-- Start Provided records --

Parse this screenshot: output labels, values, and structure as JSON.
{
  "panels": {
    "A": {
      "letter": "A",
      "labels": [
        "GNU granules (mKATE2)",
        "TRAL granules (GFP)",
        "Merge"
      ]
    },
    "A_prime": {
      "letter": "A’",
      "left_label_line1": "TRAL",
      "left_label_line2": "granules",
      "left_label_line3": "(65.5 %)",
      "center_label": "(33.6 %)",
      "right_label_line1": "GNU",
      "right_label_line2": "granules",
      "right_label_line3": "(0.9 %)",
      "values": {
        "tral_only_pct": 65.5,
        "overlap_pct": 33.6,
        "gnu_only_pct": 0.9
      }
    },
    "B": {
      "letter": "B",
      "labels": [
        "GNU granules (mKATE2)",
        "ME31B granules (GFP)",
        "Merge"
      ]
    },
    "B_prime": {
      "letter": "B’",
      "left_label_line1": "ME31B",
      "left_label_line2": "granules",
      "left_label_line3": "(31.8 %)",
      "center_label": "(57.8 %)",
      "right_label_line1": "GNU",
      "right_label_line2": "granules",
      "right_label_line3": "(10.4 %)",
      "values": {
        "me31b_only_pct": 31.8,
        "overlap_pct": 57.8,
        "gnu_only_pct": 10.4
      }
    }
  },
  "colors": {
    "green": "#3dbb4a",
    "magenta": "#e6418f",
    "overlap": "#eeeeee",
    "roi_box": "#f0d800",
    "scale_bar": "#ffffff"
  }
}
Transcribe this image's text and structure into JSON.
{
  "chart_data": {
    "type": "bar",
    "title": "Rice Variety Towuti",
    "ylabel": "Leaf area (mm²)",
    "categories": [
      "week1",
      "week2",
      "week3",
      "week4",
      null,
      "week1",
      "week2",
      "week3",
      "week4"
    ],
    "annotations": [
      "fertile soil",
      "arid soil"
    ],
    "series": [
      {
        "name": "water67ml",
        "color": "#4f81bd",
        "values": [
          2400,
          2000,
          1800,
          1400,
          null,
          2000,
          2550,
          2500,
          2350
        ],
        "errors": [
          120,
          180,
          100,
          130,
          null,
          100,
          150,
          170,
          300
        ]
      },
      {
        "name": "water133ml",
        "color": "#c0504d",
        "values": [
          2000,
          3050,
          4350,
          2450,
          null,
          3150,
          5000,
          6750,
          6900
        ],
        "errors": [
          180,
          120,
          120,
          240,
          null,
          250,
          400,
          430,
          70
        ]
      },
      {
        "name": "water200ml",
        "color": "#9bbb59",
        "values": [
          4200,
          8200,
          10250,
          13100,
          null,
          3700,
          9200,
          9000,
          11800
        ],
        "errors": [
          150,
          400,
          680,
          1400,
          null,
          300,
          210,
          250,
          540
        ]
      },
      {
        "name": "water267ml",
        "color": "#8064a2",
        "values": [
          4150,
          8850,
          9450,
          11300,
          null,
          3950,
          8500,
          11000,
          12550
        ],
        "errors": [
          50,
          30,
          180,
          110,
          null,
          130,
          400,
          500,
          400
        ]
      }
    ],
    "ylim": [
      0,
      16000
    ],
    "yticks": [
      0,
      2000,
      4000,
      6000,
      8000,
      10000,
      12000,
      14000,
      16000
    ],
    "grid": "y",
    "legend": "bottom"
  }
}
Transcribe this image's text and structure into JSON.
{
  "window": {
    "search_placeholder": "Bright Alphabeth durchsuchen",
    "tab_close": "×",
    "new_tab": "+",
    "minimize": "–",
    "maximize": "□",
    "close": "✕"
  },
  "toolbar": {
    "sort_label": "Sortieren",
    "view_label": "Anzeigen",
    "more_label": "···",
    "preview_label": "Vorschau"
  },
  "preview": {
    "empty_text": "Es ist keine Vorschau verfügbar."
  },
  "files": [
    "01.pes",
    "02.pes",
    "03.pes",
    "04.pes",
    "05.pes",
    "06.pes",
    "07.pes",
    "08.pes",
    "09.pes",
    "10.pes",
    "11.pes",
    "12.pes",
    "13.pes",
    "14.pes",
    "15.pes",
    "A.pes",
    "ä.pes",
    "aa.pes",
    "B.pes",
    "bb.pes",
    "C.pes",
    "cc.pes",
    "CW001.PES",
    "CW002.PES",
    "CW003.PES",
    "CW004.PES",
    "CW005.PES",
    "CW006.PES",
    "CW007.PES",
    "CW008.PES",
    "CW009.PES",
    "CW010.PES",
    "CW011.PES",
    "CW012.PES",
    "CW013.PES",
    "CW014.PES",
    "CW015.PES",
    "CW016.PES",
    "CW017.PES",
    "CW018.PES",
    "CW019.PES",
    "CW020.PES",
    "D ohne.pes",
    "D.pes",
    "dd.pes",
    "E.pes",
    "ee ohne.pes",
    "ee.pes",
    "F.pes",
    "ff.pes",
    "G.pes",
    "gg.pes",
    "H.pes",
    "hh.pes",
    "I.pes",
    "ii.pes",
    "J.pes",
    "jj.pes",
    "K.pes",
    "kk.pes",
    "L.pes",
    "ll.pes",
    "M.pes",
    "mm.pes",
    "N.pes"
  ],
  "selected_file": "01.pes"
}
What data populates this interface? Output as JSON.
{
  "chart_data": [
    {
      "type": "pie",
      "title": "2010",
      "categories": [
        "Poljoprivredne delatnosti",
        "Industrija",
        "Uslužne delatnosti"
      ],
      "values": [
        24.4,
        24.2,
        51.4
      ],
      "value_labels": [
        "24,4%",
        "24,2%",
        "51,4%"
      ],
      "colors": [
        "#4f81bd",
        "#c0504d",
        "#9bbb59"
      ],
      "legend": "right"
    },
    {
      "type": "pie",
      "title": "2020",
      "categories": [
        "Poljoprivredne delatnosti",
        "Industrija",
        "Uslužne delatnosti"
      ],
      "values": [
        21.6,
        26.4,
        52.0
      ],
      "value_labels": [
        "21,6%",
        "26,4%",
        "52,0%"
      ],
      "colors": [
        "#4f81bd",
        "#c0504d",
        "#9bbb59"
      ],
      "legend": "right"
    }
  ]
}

-- End Provided records --

> _Written problem_: Give again only the lines starting at the one that contains "What data populates" and running to the end of the data.

> _Response_:
What data populates this interface? Output as JSON.
{
  "chart_data": [
    {
      "type": "pie",
      "title": "2010",
      "categories": [
        "Poljoprivredne delatnosti",
        "Industrija",
        "Uslužne delatnosti"
      ],
      "values": [
        24.4,
        24.2,
        51.4
      ],
      "value_labels": [
        "24,4%",
        "24,2%",
        "51,4%"
      ],
      "colors": [
        "#4f81bd",
        "#c0504d",
        "#9bbb59"
      ],
      "legend": "right"
    },
    {
      "type": "pie",
      "title": "2020",
      "categories": [
        "Poljoprivredne delatnosti",
        "Industrija",
        "Uslužne delatnosti"
      ],
      "values": [
        21.6,
        26.4,
        52.0
      ],
      "value_labels": [
        "21,6%",
        "26,4%",
        "52,0%"
      ],
      "colors": [
        "#4f81bd",
        "#c0504d",
        "#9bbb59"
      ],
      "legend": "right"
    }
  ]
}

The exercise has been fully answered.